Stated goal :: In the records below, lay out as a JSON list of strings the lines beginning with the line that contains "Patent image size: (510, 305)." and ending with the line that contains "The base body 11 is at (228, 169).", both included. Use one string per line and omit any blank lines.

[Items listed in a dataset]
-- -- --

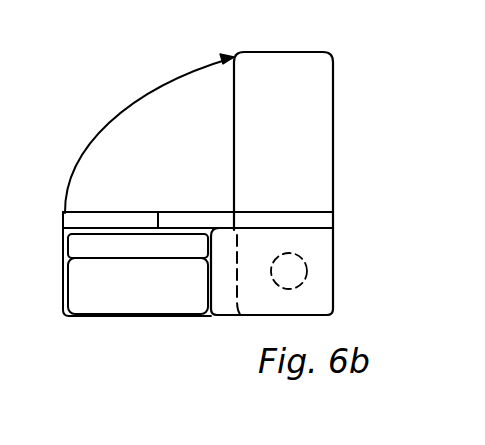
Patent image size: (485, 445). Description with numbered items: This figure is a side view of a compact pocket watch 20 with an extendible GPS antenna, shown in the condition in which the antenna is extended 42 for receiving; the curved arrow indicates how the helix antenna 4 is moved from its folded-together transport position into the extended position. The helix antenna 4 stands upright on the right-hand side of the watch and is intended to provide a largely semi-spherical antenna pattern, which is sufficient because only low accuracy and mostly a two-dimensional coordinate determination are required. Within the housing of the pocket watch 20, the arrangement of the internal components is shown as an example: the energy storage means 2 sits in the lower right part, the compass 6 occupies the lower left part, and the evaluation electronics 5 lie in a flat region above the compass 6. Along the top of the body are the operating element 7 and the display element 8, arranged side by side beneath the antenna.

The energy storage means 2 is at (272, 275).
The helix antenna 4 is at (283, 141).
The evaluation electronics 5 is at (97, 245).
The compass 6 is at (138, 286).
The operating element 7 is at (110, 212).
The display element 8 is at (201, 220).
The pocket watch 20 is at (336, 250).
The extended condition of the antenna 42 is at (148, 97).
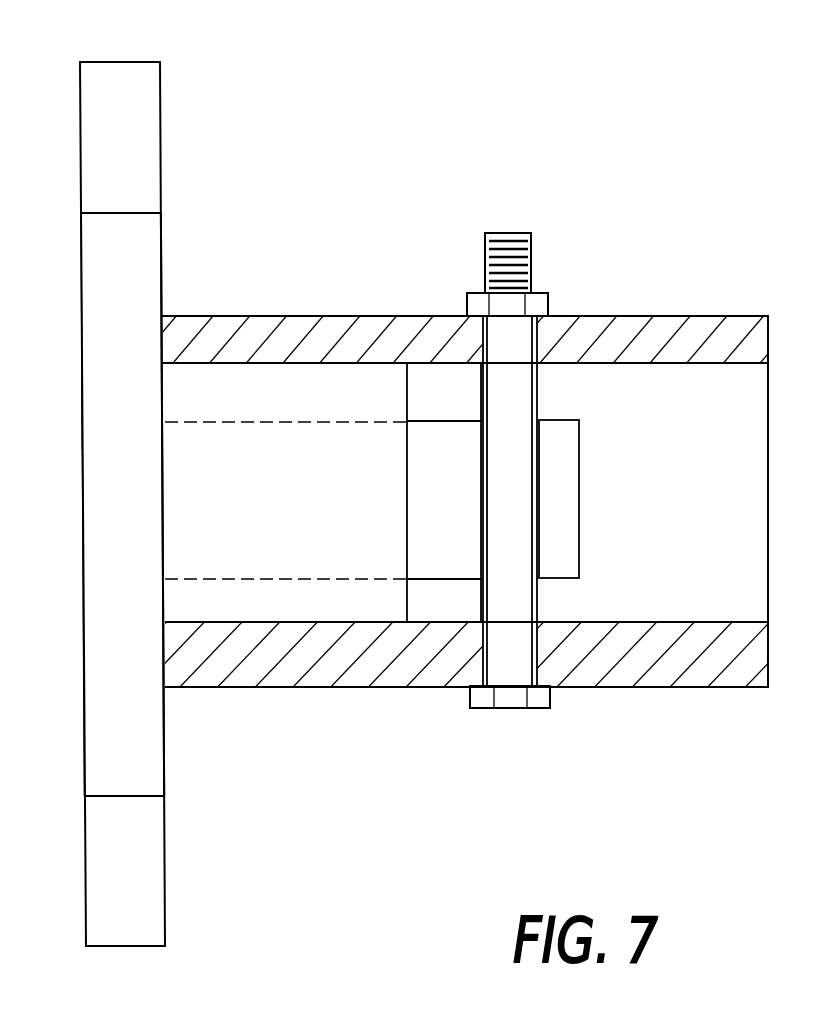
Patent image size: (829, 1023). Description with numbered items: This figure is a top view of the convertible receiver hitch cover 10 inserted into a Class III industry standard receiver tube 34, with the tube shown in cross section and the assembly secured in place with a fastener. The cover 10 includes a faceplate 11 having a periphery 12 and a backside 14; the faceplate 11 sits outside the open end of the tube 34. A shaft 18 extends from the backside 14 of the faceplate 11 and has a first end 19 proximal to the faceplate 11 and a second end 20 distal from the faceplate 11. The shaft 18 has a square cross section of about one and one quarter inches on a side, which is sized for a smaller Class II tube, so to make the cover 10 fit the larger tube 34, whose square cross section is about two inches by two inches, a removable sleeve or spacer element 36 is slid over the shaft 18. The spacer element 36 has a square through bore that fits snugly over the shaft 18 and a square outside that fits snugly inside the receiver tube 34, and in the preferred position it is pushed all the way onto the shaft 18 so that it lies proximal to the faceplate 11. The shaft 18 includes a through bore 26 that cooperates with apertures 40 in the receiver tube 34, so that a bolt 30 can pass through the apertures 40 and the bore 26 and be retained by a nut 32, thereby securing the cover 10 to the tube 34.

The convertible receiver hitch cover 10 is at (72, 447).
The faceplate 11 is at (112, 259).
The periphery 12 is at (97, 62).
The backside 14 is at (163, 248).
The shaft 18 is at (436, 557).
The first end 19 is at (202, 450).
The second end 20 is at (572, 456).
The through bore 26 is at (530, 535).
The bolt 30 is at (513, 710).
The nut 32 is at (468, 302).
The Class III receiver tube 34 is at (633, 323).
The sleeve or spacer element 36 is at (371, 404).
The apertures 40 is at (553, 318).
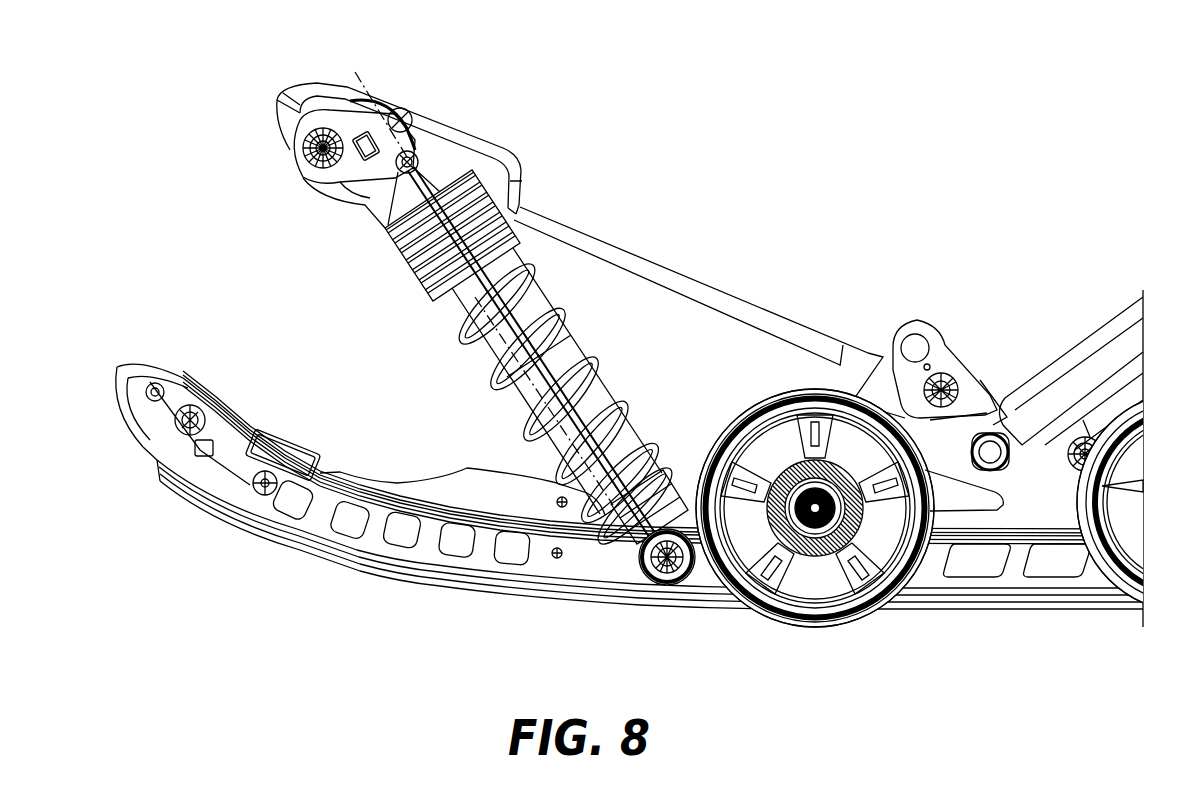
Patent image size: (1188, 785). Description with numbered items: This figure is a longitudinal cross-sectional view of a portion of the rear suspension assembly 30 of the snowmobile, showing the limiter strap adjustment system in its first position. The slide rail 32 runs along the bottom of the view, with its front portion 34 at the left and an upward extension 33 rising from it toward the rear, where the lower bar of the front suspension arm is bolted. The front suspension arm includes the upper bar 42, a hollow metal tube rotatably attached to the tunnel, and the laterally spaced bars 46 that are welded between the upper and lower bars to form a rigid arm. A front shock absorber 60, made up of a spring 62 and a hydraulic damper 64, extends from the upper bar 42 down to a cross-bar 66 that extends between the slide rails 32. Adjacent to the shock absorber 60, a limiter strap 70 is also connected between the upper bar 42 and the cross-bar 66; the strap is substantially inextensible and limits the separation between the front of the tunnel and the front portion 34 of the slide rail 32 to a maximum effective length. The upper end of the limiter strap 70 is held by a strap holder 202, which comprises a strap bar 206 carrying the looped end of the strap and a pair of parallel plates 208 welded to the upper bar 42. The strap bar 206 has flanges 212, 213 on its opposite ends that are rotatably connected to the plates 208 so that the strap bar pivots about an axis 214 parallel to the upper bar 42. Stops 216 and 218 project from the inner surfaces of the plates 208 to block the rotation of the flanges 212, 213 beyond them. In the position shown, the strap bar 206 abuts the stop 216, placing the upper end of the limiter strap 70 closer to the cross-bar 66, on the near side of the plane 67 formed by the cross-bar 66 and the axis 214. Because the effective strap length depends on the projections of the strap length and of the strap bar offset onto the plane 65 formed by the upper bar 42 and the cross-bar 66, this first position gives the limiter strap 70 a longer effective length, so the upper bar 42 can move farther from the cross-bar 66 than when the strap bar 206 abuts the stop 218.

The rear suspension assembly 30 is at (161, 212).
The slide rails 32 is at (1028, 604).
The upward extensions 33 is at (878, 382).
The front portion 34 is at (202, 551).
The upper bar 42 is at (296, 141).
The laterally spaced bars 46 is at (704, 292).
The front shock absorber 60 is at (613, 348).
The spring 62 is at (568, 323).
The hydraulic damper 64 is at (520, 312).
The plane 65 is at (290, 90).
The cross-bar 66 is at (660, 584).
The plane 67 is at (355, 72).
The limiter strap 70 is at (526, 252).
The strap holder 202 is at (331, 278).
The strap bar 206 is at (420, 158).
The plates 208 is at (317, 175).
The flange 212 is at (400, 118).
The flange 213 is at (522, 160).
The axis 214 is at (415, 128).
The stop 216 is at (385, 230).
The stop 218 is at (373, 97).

-- -- --

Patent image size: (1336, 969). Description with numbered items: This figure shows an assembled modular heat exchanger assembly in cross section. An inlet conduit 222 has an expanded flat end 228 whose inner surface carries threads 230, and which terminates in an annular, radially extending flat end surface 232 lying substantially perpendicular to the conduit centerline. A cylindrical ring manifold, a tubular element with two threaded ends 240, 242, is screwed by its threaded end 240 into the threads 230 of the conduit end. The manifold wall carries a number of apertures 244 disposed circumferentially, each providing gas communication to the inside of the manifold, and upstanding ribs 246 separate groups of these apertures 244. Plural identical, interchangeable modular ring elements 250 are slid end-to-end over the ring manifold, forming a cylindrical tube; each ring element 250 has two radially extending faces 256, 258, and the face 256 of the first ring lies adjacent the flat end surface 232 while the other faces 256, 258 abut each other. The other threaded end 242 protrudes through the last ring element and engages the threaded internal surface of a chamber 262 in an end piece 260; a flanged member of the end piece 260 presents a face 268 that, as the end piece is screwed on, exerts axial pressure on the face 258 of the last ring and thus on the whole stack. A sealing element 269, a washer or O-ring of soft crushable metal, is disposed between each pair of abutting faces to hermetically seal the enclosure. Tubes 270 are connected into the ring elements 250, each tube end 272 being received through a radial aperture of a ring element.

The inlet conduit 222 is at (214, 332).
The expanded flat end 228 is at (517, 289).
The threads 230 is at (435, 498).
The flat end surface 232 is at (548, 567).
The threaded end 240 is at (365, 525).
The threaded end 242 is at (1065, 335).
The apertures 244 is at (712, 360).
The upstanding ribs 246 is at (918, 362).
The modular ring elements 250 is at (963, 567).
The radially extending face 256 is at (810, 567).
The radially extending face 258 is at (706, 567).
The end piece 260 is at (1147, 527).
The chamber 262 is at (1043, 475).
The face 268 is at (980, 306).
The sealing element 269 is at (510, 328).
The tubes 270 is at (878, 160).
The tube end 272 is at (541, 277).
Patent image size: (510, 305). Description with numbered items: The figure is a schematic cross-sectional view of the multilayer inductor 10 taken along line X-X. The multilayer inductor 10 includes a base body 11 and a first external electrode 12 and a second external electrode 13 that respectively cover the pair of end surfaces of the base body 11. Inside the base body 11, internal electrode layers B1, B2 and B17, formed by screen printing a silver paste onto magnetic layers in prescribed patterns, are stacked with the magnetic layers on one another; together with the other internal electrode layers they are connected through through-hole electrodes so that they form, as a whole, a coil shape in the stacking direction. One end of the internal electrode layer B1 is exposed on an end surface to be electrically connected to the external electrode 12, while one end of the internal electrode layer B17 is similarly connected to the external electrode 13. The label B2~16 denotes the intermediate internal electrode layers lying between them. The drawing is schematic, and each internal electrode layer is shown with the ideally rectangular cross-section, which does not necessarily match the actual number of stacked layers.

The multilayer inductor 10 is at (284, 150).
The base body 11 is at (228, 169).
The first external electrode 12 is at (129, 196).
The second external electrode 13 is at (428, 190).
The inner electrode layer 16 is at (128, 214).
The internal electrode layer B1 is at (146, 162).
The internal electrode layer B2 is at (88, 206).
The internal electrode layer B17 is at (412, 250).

-- -- --

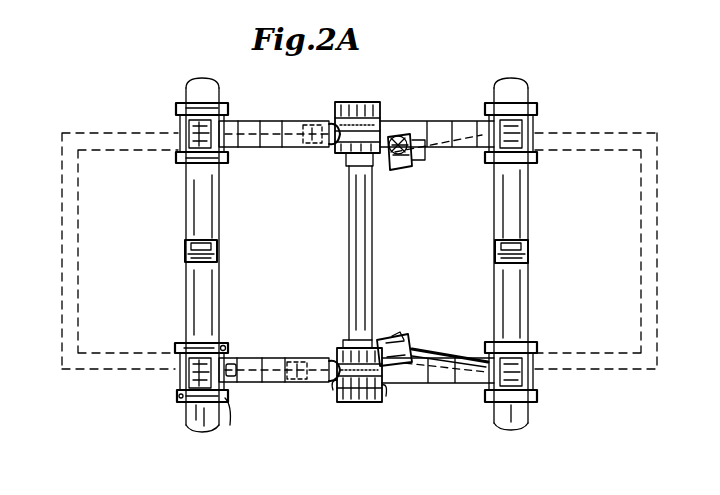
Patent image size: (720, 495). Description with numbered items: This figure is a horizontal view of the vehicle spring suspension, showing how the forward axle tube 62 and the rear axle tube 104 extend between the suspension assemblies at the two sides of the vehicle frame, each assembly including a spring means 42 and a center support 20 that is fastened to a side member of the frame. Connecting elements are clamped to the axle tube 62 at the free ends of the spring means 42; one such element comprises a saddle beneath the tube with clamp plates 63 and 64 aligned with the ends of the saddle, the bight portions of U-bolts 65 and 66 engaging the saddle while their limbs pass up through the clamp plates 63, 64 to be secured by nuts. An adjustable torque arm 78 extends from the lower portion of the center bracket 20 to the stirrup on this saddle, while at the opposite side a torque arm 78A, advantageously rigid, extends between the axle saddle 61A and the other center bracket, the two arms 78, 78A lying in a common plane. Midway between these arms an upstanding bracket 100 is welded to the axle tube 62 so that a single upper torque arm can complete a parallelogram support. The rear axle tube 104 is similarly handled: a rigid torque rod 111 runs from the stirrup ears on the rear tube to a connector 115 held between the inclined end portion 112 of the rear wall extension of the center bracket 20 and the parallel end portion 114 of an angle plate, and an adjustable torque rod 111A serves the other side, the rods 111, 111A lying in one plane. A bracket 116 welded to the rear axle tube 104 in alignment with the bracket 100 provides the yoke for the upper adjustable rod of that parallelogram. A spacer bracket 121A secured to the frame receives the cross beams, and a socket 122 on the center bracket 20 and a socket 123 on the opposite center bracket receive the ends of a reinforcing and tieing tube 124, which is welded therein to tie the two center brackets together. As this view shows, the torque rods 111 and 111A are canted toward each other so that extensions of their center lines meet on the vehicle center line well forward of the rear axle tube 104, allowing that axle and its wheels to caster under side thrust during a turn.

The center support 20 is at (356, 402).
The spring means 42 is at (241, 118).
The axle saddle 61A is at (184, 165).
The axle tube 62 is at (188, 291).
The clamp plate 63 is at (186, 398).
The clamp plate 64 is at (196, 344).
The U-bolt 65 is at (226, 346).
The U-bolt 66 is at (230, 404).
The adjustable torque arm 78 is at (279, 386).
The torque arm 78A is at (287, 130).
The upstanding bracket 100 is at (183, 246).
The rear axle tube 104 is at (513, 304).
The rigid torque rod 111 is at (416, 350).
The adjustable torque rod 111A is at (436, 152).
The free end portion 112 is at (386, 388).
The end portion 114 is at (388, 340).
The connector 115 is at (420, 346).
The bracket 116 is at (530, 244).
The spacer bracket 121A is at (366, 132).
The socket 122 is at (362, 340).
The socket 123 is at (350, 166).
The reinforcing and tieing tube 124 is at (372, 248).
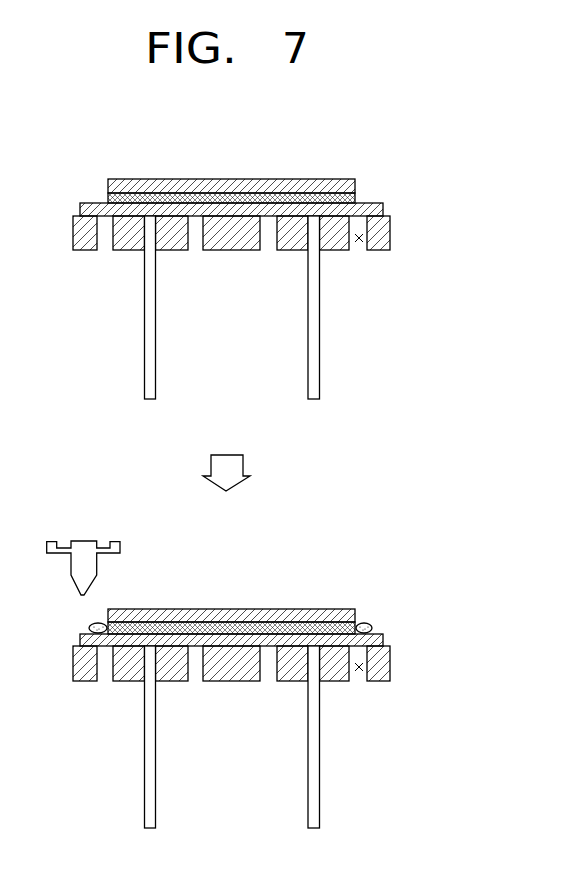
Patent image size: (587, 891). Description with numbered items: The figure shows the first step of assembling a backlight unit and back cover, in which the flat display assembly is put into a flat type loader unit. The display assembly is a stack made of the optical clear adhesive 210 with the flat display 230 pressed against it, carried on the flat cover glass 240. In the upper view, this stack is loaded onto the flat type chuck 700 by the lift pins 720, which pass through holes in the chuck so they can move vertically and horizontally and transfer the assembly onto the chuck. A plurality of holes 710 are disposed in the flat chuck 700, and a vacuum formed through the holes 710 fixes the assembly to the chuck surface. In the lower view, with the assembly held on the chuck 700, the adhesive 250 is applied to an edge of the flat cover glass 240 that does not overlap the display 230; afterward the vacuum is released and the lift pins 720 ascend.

-- -- --

The reply ::
[
  "Patent image size: (510, 305). Description with numbered items: The figure is a schematic cross-sectional view of the multilayer inductor 10 taken along line X-X. The multilayer inductor 10 includes a base body 11 and a first external electrode 12 and a second external electrode 13 that respectively cover the pair of end surfaces of the base body 11. Inside the base body 11, internal electrode layers B1, B2 and B17, formed by screen printing a silver paste onto magnetic layers in prescribed patterns, are stacked with the magnetic layers on one another; together with the other internal electrode layers they are connected through through-hole electrodes so that they form, as a whole, a coil shape in the stacking direction. One end of the internal electrode layer B1 is exposed on an end surface to be electrically connected to the external electrode 12, while one end of the internal electrode layer B17 is similarly connected to the external electrode 13. The label B2~16 denotes the intermediate internal electrode layers lying between them. The drawing is schematic, and each internal electrode layer is shown with the ideally rectangular cross-section, which does not necessarily match the actual number of stacked layers.",
  "The multilayer inductor 10 is at (284, 150).",
  "The base body 11 is at (228, 169)."
]